(Records contained in a dataset)
※ ※ ※
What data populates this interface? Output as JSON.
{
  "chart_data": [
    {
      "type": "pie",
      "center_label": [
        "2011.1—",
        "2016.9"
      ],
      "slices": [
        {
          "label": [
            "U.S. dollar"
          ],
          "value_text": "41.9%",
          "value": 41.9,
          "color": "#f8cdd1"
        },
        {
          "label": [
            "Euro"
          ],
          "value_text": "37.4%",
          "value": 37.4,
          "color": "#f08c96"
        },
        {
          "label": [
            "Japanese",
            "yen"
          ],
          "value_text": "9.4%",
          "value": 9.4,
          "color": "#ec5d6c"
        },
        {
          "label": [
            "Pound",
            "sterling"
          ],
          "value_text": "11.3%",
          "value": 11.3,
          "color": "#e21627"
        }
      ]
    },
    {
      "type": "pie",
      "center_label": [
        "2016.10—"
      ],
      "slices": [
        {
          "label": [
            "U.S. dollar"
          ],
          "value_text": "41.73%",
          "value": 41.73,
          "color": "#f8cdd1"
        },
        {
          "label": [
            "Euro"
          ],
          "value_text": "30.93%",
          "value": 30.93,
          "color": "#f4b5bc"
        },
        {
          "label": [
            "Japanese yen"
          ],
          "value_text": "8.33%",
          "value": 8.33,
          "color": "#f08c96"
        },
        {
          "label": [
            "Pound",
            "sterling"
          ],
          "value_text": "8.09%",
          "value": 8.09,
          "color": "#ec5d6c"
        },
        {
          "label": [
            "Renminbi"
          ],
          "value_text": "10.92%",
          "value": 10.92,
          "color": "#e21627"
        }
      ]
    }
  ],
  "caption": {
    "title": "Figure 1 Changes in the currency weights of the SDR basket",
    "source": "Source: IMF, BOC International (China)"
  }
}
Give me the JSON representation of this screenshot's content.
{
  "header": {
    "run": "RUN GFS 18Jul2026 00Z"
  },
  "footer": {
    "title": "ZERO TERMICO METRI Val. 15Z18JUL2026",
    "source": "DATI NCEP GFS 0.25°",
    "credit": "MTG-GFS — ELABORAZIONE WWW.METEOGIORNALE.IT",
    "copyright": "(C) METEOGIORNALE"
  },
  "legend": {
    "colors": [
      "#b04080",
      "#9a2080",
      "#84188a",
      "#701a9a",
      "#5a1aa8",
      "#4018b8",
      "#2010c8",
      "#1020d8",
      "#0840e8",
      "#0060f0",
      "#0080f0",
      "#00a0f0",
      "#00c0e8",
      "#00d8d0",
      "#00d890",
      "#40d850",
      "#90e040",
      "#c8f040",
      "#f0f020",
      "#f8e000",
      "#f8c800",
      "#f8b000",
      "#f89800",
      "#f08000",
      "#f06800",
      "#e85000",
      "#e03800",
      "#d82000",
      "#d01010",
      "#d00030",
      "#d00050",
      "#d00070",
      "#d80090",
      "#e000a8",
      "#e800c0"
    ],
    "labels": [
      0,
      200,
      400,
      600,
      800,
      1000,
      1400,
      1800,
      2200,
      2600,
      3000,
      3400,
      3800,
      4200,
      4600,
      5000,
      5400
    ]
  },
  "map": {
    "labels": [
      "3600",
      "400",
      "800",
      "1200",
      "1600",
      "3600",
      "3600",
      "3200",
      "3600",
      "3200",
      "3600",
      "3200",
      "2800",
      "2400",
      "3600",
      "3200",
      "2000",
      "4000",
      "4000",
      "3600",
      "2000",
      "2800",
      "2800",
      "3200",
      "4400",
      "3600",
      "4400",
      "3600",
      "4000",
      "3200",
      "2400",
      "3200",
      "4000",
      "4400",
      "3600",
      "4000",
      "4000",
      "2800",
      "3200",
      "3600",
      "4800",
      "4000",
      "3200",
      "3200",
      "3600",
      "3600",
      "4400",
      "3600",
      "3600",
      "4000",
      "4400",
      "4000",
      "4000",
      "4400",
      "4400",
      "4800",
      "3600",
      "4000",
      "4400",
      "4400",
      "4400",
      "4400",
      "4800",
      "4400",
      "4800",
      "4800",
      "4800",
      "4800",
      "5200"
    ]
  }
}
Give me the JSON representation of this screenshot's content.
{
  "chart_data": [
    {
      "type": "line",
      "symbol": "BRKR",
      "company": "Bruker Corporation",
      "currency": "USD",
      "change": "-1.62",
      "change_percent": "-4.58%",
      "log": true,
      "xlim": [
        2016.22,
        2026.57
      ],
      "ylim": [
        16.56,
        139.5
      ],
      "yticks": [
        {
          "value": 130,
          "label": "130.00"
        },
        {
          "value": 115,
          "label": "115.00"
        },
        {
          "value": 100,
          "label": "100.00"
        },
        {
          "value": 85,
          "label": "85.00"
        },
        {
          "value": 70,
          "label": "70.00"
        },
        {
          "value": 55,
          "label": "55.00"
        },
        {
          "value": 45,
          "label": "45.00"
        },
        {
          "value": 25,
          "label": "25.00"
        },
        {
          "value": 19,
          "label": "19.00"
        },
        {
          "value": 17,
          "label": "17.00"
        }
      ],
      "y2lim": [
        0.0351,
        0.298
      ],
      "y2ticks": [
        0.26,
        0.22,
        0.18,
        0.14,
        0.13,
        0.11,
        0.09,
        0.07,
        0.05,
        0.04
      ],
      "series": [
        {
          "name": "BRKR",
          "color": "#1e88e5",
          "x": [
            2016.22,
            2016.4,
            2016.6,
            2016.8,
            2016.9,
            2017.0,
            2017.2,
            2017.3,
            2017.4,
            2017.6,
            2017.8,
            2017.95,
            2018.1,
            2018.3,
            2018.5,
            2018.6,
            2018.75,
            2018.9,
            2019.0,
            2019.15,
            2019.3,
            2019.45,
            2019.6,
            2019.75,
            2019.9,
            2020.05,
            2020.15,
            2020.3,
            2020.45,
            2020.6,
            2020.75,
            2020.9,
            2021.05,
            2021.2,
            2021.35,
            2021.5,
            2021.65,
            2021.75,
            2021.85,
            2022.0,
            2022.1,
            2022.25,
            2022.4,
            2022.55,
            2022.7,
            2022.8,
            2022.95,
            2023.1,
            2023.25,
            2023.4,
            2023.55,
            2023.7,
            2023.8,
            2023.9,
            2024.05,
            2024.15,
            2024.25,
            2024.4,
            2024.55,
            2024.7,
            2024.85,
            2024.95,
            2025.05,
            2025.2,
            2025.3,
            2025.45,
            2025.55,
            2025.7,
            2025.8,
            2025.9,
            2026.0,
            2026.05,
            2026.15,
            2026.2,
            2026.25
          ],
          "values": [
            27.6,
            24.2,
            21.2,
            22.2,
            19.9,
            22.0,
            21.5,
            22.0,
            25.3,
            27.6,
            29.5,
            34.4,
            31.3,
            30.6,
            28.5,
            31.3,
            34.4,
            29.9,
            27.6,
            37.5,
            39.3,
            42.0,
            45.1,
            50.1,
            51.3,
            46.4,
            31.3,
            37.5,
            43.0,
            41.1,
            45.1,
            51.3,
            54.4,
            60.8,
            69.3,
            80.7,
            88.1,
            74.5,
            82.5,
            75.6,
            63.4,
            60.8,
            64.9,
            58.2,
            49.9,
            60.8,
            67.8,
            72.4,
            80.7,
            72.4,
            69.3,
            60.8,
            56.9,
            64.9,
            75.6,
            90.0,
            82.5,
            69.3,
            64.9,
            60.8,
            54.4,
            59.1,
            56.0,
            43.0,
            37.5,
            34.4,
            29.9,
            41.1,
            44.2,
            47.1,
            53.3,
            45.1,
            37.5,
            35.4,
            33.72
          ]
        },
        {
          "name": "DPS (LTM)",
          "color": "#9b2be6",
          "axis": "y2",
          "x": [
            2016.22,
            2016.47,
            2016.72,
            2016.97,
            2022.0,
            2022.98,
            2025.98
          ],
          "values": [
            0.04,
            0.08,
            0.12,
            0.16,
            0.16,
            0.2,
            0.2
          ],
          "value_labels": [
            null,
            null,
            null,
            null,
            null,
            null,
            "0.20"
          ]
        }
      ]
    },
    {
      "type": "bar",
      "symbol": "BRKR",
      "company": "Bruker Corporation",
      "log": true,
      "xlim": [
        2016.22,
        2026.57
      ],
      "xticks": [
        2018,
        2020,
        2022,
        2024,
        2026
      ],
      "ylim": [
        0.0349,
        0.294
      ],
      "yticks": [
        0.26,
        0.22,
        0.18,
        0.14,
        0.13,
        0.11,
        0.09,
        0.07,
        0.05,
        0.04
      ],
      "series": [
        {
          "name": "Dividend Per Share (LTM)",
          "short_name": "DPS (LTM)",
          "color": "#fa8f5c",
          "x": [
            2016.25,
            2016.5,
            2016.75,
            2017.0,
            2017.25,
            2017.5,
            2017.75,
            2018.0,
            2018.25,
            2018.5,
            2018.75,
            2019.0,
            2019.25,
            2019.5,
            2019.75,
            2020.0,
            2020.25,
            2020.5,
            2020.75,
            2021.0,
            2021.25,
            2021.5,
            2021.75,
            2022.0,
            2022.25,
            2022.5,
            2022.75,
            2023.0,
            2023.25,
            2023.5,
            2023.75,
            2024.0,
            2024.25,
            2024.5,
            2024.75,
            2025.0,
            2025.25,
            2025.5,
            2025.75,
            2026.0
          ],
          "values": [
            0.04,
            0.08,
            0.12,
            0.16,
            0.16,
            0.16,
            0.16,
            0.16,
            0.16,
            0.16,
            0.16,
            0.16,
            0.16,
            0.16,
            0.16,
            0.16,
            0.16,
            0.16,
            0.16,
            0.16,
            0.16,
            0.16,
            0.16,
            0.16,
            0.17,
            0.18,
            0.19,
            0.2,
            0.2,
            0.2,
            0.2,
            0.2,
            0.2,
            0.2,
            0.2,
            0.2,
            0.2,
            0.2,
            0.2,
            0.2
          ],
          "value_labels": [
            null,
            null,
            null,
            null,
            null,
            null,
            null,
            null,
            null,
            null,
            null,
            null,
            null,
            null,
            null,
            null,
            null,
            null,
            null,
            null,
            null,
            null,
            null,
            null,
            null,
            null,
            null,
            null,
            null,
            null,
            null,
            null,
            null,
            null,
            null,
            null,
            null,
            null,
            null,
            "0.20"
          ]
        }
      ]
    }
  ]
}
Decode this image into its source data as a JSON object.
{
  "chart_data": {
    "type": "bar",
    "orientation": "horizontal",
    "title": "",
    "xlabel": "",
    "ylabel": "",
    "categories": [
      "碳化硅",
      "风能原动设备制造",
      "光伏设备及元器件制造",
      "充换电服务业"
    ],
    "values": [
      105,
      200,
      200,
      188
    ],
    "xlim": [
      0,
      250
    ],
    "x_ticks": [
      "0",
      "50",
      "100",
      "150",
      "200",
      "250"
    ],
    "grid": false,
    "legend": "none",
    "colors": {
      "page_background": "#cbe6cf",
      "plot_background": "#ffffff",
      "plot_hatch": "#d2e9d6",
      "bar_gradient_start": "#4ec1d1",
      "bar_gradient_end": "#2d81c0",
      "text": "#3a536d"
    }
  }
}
※ ※ ※
◆ Exercise
In the records above, find the line containing "Decode this image"; please retype it and every line after it through the last line, exactly and with nothing else.

◆ Full answer
Decode this image into its source data as a JSON object.
{
  "chart_data": {
    "type": "bar",
    "orientation": "horizontal",
    "title": "",
    "xlabel": "",
    "ylabel": "",
    "categories": [
      "碳化硅",
      "风能原动设备制造",
      "光伏设备及元器件制造",
      "充换电服务业"
    ],
    "values": [
      105,
      200,
      200,
      188
    ],
    "xlim": [
      0,
      250
    ],
    "x_ticks": [
      "0",
      "50",
      "100",
      "150",
      "200",
      "250"
    ],
    "grid": false,
    "legend": "none",
    "colors": {
      "page_background": "#cbe6cf",
      "plot_background": "#ffffff",
      "plot_hatch": "#d2e9d6",
      "bar_gradient_start": "#4ec1d1",
      "bar_gradient_end": "#2d81c0",
      "text": "#3a536d"
    }
  }
}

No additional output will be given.